Collected data:

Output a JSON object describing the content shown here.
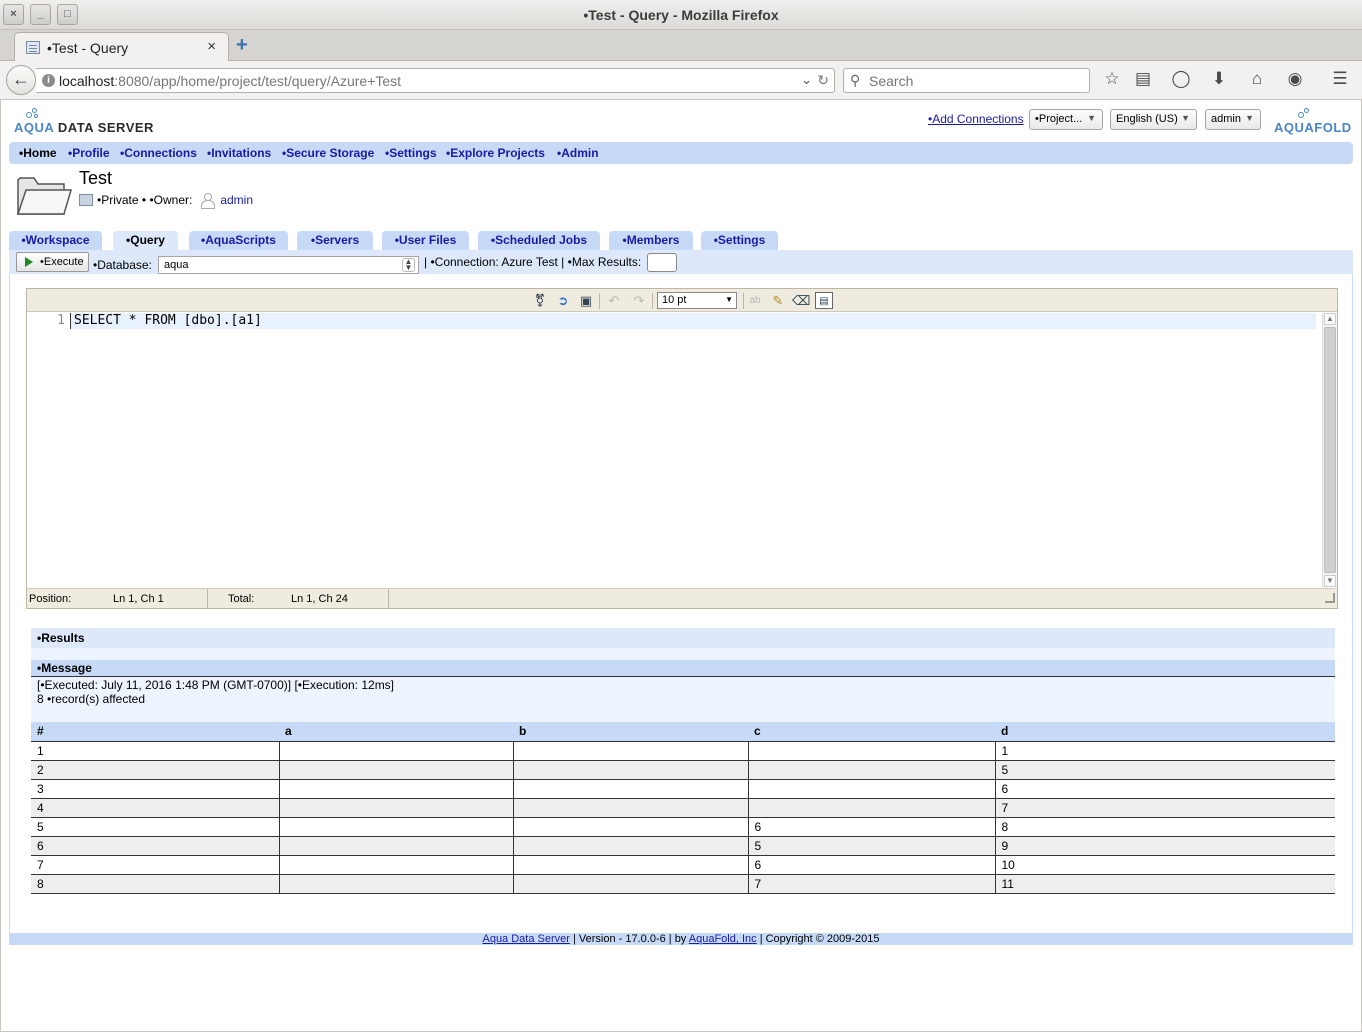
{
  "window": {
    "title": "•Test - Query - Mozilla Firefox",
    "close_glyph": "×",
    "minimize_glyph": "_",
    "maximize_glyph": "□"
  },
  "browser": {
    "tab_label": "•Test - Query",
    "tab_close": "×",
    "new_tab": "+",
    "url_host": "localhost",
    "url_rest": ":8080/app/home/project/test/query/Azure+Test",
    "search_placeholder": "Search"
  },
  "app": {
    "logo_aqua": "AQUA",
    "logo_data_server": " DATA SERVER",
    "brand_logo": "AQUAFOLD",
    "add_connections": "•Add Connections",
    "project_select": "•Project...",
    "language_select": "English (US)",
    "user_select": "admin"
  },
  "menu": [
    "•Home",
    "•Profile",
    "•Connections",
    "•Invitations",
    "•Secure Storage",
    "•Settings",
    "•Explore Projects",
    "•Admin"
  ],
  "project": {
    "title": "Test",
    "visibility": "•Private •",
    "owner_label": "•Owner:",
    "owner": "admin"
  },
  "tabs": [
    "•Workspace",
    "•Query",
    "•AquaScripts",
    "•Servers",
    "•User Files",
    "•Scheduled Jobs",
    "•Members",
    "•Settings"
  ],
  "active_tab": "•Query",
  "query_toolbar": {
    "execute": "•Execute",
    "database_label": "•Database:",
    "database_value": "aqua",
    "connection_info": "| •Connection: Azure Test | •Max Results:",
    "max_results": ""
  },
  "editor": {
    "font_size": "10 pt",
    "line_number": "1",
    "code": "SELECT * FROM [dbo].[a1]",
    "position_label": "Position:",
    "position_value": "Ln 1, Ch 1",
    "total_label": "Total:",
    "total_value": "Ln 1, Ch 24"
  },
  "results": {
    "title": "•Results",
    "message_title": "•Message",
    "executed_line": "[•Executed: July 11, 2016 1:48 PM (GMT-0700)] [•Execution: 12ms]",
    "affected_line": "8 •record(s) affected",
    "columns": [
      "#",
      "a",
      "b",
      "c",
      "d"
    ],
    "rows": [
      [
        "1",
        "",
        "",
        "",
        "1"
      ],
      [
        "2",
        "",
        "",
        "",
        "5"
      ],
      [
        "3",
        "",
        "",
        "",
        "6"
      ],
      [
        "4",
        "",
        "",
        "",
        "7"
      ],
      [
        "5",
        "",
        "",
        "6",
        "8"
      ],
      [
        "6",
        "",
        "",
        "5",
        "9"
      ],
      [
        "7",
        "",
        "",
        "6",
        "10"
      ],
      [
        "8",
        "",
        "",
        "7",
        "11"
      ]
    ]
  },
  "footer": {
    "product_link": "Aqua Data Server",
    "version_text": " | Version - 17.0.0-6 | by ",
    "company_link": "AquaFold, Inc",
    "copyright_text": " | Copyright © 2009-2015"
  },
  "colors": {
    "accent": "#c6daf7",
    "link": "#1a1aa6",
    "brand": "#4a86c8"
  }
}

TO DO – Each line of the material must be retyped exactly, except that images are omitted.

RESULT BELOW –
Output a JSON object describing the content shown here.
{
  "window": {
    "title": "•Test - Query - Mozilla Firefox",
    "close_glyph": "×",
    "minimize_glyph": "_",
    "maximize_glyph": "□"
  },
  "browser": {
    "tab_label": "•Test - Query",
    "tab_close": "×",
    "new_tab": "+",
    "url_host": "localhost",
    "url_rest": ":8080/app/home/project/test/query/Azure+Test",
    "search_placeholder": "Search"
  },
  "app": {
    "logo_aqua": "AQUA",
    "logo_data_server": " DATA SERVER",
    "brand_logo": "AQUAFOLD",
    "add_connections": "•Add Connections",
    "project_select": "•Project...",
    "language_select": "English (US)",
    "user_select": "admin"
  },
  "menu": [
    "•Home",
    "•Profile",
    "•Connections",
    "•Invitations",
    "•Secure Storage",
    "•Settings",
    "•Explore Projects",
    "•Admin"
  ],
  "project": {
    "title": "Test",
    "visibility": "•Private •",
    "owner_label": "•Owner:",
    "owner": "admin"
  },
  "tabs": [
    "•Workspace",
    "•Query",
    "•AquaScripts",
    "•Servers",
    "•User Files",
    "•Scheduled Jobs",
    "•Members",
    "•Settings"
  ],
  "active_tab": "•Query",
  "query_toolbar": {
    "execute": "•Execute",
    "database_label": "•Database:",
    "database_value": "aqua",
    "connection_info": "| •Connection: Azure Test | •Max Results:",
    "max_results": ""
  },
  "editor": {
    "font_size": "10 pt",
    "line_number": "1",
    "code": "SELECT * FROM [dbo].[a1]",
    "position_label": "Position:",
    "position_value": "Ln 1, Ch 1",
    "total_label": "Total:",
    "total_value": "Ln 1, Ch 24"
  },
  "results": {
    "title": "•Results",
    "message_title": "•Message",
    "executed_line": "[•Executed: July 11, 2016 1:48 PM (GMT-0700)] [•Execution: 12ms]",
    "affected_line": "8 •record(s) affected",
    "columns": [
      "#",
      "a",
      "b",
      "c",
      "d"
    ],
    "rows": [
      [
        "1",
        "",
        "",
        "",
        "1"
      ],
      [
        "2",
        "",
        "",
        "",
        "5"
      ],
      [
        "3",
        "",
        "",
        "",
        "6"
      ],
      [
        "4",
        "",
        "",
        "",
        "7"
      ],
      [
        "5",
        "",
        "",
        "6",
        "8"
      ],
      [
        "6",
        "",
        "",
        "5",
        "9"
      ],
      [
        "7",
        "",
        "",
        "6",
        "10"
      ],
      [
        "8",
        "",
        "",
        "7",
        "11"
      ]
    ]
  },
  "footer": {
    "product_link": "Aqua Data Server",
    "version_text": " | Version - 17.0.0-6 | by ",
    "company_link": "AquaFold, Inc",
    "copyright_text": " | Copyright © 2009-2015"
  },
  "colors": {
    "accent": "#c6daf7",
    "link": "#1a1aa6",
    "brand": "#4a86c8"
  }
}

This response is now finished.